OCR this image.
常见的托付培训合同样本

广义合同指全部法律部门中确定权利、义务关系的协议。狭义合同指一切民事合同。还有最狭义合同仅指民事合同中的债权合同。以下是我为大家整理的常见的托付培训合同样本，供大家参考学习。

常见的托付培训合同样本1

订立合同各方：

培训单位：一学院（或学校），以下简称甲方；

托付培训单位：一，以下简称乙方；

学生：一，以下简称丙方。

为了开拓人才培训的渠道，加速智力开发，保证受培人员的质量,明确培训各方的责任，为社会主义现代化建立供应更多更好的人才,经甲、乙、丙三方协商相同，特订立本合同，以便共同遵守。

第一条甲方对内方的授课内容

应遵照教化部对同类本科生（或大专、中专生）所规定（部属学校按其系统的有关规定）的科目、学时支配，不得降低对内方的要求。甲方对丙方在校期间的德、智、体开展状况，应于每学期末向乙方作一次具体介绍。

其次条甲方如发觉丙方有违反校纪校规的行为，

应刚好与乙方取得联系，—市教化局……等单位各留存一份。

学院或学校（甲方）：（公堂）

● ● ● ● ● ● ●

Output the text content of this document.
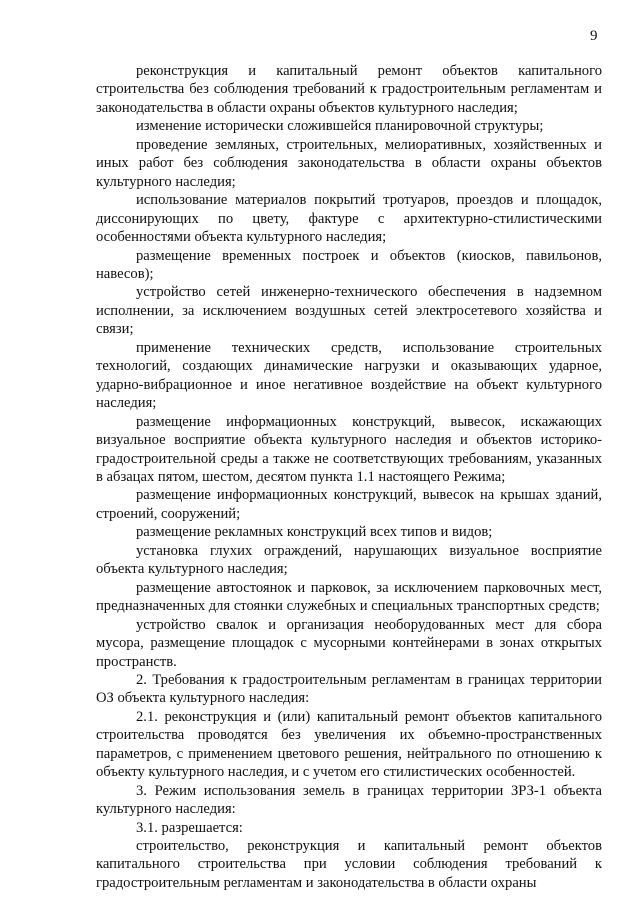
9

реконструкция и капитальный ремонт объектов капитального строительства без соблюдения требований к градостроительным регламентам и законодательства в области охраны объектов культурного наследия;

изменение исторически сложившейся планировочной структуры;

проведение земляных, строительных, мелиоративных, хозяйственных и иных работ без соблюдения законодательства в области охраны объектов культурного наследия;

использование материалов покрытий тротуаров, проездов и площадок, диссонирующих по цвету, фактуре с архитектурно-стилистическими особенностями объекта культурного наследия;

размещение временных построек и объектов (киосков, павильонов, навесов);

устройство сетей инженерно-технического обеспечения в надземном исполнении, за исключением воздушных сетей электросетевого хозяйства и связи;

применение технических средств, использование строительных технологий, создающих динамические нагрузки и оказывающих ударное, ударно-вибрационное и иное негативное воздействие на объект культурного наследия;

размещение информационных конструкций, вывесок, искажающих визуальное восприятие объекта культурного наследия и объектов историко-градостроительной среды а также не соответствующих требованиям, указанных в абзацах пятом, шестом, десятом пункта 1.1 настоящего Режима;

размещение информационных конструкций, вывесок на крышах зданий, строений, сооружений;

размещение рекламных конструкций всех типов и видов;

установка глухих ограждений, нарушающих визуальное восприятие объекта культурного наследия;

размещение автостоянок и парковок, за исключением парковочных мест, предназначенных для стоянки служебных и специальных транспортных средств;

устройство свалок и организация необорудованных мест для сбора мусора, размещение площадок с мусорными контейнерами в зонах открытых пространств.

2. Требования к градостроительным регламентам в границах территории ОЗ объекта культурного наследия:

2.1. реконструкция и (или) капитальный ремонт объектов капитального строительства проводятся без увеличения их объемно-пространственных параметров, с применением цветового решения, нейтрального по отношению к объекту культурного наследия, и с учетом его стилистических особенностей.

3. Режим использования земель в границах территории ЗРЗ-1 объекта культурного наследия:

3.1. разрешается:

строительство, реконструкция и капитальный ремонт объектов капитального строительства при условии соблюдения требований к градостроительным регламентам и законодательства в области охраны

● ● ● ● ● ● ●

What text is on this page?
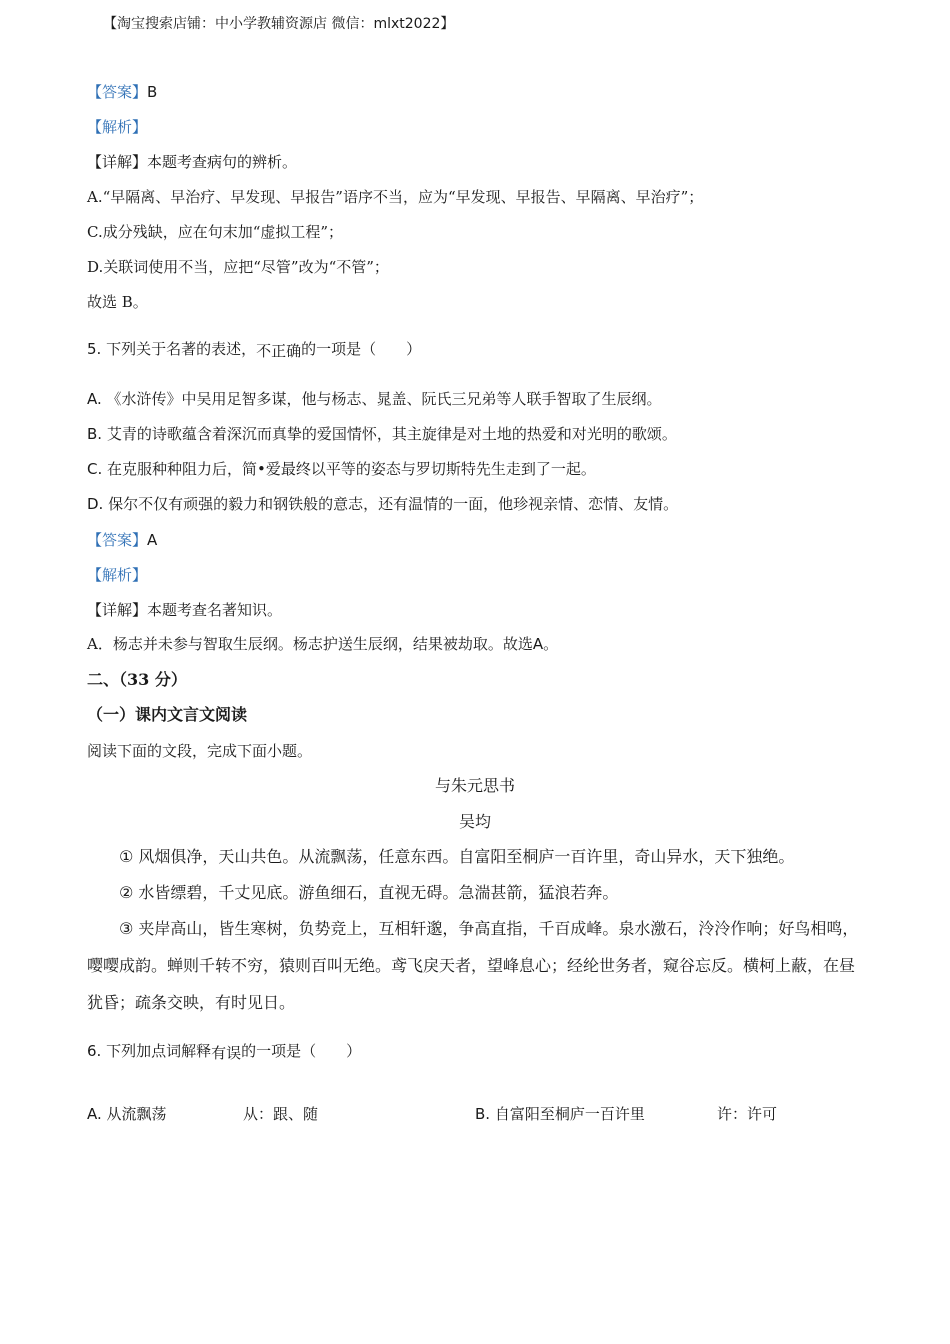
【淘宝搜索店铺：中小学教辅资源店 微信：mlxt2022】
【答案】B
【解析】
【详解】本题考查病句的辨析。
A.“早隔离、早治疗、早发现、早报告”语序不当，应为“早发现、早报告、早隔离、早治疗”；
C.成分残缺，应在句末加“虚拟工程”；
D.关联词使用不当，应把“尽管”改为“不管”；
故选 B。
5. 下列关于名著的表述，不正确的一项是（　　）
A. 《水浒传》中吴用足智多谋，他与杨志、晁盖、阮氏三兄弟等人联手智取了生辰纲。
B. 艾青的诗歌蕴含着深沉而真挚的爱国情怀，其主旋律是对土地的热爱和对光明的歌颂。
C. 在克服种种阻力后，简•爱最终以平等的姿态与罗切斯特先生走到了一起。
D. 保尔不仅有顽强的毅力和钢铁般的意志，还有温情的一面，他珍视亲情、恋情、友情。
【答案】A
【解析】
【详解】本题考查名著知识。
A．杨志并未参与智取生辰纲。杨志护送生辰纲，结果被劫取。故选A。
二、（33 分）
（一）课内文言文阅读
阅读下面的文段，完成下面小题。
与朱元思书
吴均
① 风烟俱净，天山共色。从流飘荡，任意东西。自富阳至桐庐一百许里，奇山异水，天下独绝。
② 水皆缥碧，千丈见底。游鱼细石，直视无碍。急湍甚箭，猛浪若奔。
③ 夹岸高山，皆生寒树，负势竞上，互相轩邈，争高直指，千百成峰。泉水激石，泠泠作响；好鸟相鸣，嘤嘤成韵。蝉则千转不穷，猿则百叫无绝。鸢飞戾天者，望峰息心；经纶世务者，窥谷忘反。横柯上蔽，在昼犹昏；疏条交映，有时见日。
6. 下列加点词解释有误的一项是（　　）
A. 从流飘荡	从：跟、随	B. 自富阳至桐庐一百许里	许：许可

● ● ● ● ● ● ●

**Exercise details**
Look through the data and show every line containing "территории".

**Task response**
2. Требования к градостроительным регламентам в границах территории ОЗ объекта культурного наследия:
3. Режим использования земель в границах территории ЗРЗ-1 объекта культурного наследия:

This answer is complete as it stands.